Write each line out exactly, leaving none out.
───── Entries supplied ─────
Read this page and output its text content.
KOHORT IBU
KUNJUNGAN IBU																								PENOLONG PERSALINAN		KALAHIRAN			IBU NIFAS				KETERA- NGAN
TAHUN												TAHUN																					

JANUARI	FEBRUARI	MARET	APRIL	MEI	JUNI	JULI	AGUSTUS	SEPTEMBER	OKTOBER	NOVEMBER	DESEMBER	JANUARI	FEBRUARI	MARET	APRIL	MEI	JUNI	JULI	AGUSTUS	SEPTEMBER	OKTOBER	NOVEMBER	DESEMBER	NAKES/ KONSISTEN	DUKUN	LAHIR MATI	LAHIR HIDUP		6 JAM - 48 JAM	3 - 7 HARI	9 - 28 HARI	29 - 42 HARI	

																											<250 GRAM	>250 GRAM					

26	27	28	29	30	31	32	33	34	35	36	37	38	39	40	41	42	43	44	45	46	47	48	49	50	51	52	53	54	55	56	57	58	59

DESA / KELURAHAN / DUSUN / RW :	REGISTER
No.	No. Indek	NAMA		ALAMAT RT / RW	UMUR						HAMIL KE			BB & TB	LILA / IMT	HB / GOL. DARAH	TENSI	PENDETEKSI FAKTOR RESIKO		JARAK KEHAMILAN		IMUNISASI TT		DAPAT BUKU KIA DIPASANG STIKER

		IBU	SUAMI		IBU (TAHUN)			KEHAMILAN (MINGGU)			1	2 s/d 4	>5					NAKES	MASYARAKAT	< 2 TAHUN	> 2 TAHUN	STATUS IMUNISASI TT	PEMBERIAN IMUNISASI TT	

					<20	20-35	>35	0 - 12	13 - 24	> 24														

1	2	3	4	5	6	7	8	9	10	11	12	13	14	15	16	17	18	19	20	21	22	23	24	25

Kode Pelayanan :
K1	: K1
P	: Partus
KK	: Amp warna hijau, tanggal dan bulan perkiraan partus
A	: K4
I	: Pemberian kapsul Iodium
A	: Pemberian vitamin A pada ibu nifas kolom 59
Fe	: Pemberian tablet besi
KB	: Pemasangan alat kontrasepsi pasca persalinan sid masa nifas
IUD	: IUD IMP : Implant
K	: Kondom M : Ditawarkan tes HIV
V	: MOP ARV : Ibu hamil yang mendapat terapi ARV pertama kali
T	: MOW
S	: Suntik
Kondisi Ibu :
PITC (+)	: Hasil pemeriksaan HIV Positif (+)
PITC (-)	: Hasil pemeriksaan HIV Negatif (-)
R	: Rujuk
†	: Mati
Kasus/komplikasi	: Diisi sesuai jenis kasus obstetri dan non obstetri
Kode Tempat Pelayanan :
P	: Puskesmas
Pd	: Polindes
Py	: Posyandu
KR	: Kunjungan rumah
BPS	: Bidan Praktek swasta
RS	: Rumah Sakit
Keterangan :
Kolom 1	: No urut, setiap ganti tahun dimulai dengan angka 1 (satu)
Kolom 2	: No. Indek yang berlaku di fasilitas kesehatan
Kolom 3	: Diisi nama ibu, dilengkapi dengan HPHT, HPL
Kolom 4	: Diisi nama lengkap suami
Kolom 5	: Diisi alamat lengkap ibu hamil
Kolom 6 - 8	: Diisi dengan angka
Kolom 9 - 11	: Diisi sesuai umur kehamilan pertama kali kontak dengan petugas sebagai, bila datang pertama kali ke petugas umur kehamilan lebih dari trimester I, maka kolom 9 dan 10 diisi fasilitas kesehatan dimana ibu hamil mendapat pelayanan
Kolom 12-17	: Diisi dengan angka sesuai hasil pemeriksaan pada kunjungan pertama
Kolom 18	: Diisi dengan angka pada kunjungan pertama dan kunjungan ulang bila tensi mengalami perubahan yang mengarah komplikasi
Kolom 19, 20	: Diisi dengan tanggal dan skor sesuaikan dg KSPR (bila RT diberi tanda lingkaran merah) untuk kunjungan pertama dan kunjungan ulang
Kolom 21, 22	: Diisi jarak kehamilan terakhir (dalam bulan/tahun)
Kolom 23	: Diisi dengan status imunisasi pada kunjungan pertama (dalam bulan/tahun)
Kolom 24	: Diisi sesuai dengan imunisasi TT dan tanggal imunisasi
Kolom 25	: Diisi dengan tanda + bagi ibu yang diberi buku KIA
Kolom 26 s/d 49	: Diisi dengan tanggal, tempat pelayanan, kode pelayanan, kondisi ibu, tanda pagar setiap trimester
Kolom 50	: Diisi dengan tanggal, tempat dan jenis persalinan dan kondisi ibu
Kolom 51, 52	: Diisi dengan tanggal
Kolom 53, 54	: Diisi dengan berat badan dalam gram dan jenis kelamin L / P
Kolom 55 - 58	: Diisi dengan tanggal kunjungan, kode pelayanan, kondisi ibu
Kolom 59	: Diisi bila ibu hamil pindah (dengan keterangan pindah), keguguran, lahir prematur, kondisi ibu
─────
Answer for this exercise:
Read this page and output its text content.
KOHORT IBU
KUNJUNGAN IBU																								PENOLONG PERSALINAN		KALAHIRAN			IBU NIFAS				KETERA- NGAN
TAHUN												TAHUN																					

JANUARI	FEBRUARI	MARET	APRIL	MEI	JUNI	JULI	AGUSTUS	SEPTEMBER	OKTOBER	NOVEMBER	DESEMBER	JANUARI	FEBRUARI	MARET	APRIL	MEI	JUNI	JULI	AGUSTUS	SEPTEMBER	OKTOBER	NOVEMBER	DESEMBER	NAKES/ KONSISTEN	DUKUN	LAHIR MATI	LAHIR HIDUP		6 JAM - 48 JAM	3 - 7 HARI	9 - 28 HARI	29 - 42 HARI	

																											<250 GRAM	>250 GRAM					

26	27	28	29	30	31	32	33	34	35	36	37	38	39	40	41	42	43	44	45	46	47	48	49	50	51	52	53	54	55	56	57	58	59

DESA / KELURAHAN / DUSUN / RW :	REGISTER
No.	No. Indek	NAMA		ALAMAT RT / RW	UMUR						HAMIL KE			BB & TB	LILA / IMT	HB / GOL. DARAH	TENSI	PENDETEKSI FAKTOR RESIKO		JARAK KEHAMILAN		IMUNISASI TT		DAPAT BUKU KIA DIPASANG STIKER

		IBU	SUAMI		IBU (TAHUN)			KEHAMILAN (MINGGU)			1	2 s/d 4	>5					NAKES	MASYARAKAT	< 2 TAHUN	> 2 TAHUN	STATUS IMUNISASI TT	PEMBERIAN IMUNISASI TT	

					<20	20-35	>35	0 - 12	13 - 24	> 24														

1	2	3	4	5	6	7	8	9	10	11	12	13	14	15	16	17	18	19	20	21	22	23	24	25

Kode Pelayanan :
K1	: K1
P	: Partus
KK	: Amp warna hijau, tanggal dan bulan perkiraan partus
A	: K4
I	: Pemberian kapsul Iodium
A	: Pemberian vitamin A pada ibu nifas kolom 59
Fe	: Pemberian tablet besi
KB	: Pemasangan alat kontrasepsi pasca persalinan sid masa nifas
IUD	: IUD IMP : Implant
K	: Kondom M : Ditawarkan tes HIV
V	: MOP ARV : Ibu hamil yang mendapat terapi ARV pertama kali
T	: MOW
S	: Suntik
Kondisi Ibu :
PITC (+)	: Hasil pemeriksaan HIV Positif (+)
PITC (-)	: Hasil pemeriksaan HIV Negatif (-)
R	: Rujuk
†	: Mati
Kasus/komplikasi	: Diisi sesuai jenis kasus obstetri dan non obstetri
Kode Tempat Pelayanan :
P	: Puskesmas
Pd	: Polindes
Py	: Posyandu
KR	: Kunjungan rumah
BPS	: Bidan Praktek swasta
RS	: Rumah Sakit
Keterangan :
Kolom 1	: No urut, setiap ganti tahun dimulai dengan angka 1 (satu)
Kolom 2	: No. Indek yang berlaku di fasilitas kesehatan
Kolom 3	: Diisi nama ibu, dilengkapi dengan HPHT, HPL
Kolom 4	: Diisi nama lengkap suami
Kolom 5	: Diisi alamat lengkap ibu hamil
Kolom 6 - 8	: Diisi dengan angka
Kolom 9 - 11	: Diisi sesuai umur kehamilan pertama kali kontak dengan petugas sebagai, bila datang pertama kali ke petugas umur kehamilan lebih dari trimester I, maka kolom 9 dan 10 diisi fasilitas kesehatan dimana ibu hamil mendapat pelayanan
Kolom 12-17	: Diisi dengan angka sesuai hasil pemeriksaan pada kunjungan pertama
Kolom 18	: Diisi dengan angka pada kunjungan pertama dan kunjungan ulang bila tensi mengalami perubahan yang mengarah komplikasi
Kolom 19, 20	: Diisi dengan tanggal dan skor sesuaikan dg KSPR (bila RT diberi tanda lingkaran merah) untuk kunjungan pertama dan kunjungan ulang
Kolom 21, 22	: Diisi jarak kehamilan terakhir (dalam bulan/tahun)
Kolom 23	: Diisi dengan status imunisasi pada kunjungan pertama (dalam bulan/tahun)
Kolom 24	: Diisi sesuai dengan imunisasi TT dan tanggal imunisasi
Kolom 25	: Diisi dengan tanda + bagi ibu yang diberi buku KIA
Kolom 26 s/d 49	: Diisi dengan tanggal, tempat pelayanan, kode pelayanan, kondisi ibu, tanda pagar setiap trimester
Kolom 50	: Diisi dengan tanggal, tempat dan jenis persalinan dan kondisi ibu
Kolom 51, 52	: Diisi dengan tanggal
Kolom 53, 54	: Diisi dengan berat badan dalam gram dan jenis kelamin L / P
Kolom 55 - 58	: Diisi dengan tanggal kunjungan, kode pelayanan, kondisi ibu
Kolom 59	: Diisi bila ibu hamil pindah (dengan keterangan pindah), keguguran, lahir prematur, kondisi ibu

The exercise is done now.